> _Exercise goal_: Please pull out every line of the listing that contains the string "water", treating uppercase and lowercase as different.

> _Material provided_:
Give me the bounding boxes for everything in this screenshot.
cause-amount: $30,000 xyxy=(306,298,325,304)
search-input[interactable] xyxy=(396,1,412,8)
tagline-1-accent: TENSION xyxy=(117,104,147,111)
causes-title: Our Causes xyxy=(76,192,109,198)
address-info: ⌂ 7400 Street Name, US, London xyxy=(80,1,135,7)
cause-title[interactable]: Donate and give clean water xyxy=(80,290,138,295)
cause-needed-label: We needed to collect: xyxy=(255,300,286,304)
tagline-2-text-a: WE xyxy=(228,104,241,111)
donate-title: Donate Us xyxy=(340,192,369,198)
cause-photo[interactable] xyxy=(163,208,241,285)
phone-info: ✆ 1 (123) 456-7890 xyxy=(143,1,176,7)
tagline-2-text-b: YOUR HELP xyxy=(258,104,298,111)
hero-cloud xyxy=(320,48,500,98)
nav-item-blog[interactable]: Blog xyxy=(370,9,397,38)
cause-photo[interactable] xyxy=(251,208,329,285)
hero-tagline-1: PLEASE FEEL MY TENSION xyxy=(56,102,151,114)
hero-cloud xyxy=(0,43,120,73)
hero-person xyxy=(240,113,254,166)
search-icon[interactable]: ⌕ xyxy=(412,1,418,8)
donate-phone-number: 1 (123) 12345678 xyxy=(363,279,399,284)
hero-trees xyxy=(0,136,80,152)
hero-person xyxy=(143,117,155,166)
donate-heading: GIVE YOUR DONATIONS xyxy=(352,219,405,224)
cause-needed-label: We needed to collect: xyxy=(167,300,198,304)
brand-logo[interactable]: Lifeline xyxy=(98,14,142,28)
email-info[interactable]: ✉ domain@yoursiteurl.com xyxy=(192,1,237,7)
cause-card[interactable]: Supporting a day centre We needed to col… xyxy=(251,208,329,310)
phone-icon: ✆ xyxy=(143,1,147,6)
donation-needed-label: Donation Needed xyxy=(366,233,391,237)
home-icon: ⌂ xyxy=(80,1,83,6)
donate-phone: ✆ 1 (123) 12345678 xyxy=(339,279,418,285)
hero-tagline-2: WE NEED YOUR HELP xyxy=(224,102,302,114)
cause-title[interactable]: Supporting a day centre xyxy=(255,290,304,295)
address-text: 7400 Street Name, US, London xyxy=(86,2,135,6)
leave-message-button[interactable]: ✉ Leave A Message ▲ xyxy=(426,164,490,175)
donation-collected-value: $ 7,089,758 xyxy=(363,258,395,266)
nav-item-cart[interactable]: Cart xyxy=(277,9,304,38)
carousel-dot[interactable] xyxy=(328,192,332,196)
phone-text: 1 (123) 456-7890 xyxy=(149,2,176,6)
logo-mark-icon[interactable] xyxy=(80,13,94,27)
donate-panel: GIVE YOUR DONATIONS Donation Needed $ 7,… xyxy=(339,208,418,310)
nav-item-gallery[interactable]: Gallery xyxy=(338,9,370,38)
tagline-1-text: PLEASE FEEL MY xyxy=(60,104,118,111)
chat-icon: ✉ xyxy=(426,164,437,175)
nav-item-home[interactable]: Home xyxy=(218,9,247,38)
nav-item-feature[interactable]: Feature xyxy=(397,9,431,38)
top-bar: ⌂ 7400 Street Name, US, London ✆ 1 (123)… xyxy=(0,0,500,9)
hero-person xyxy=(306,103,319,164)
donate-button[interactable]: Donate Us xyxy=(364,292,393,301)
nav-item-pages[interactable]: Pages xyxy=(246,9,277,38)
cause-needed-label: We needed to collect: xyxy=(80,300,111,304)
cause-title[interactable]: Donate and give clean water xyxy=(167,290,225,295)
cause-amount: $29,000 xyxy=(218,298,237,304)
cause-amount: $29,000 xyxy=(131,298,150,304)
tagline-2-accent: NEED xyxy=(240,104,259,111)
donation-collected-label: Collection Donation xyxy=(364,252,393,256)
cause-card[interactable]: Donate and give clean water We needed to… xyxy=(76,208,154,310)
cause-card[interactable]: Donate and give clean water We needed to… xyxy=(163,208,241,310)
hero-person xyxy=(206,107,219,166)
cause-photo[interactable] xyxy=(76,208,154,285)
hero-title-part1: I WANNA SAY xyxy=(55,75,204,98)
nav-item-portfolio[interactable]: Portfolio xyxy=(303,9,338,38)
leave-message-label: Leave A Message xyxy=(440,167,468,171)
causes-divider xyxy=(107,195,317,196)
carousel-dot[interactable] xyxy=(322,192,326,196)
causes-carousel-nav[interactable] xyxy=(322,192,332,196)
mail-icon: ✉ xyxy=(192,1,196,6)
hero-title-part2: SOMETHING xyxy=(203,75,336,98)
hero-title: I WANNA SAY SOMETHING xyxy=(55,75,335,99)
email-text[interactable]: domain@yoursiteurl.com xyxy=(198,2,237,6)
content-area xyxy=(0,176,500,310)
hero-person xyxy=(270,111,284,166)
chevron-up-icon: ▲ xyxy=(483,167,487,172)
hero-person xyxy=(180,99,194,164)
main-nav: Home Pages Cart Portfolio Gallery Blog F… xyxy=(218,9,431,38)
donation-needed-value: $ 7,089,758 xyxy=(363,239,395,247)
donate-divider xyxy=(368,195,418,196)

> _Solution to this problem_:
cause-title[interactable]: Donate and give clean water xyxy=(80,290,138,295)
cause-title[interactable]: Donate and give clean water xyxy=(167,290,225,295)
cause-card[interactable]: Donate and give clean water We needed to… xyxy=(76,208,154,310)
cause-card[interactable]: Donate and give clean water We needed to… xyxy=(163,208,241,310)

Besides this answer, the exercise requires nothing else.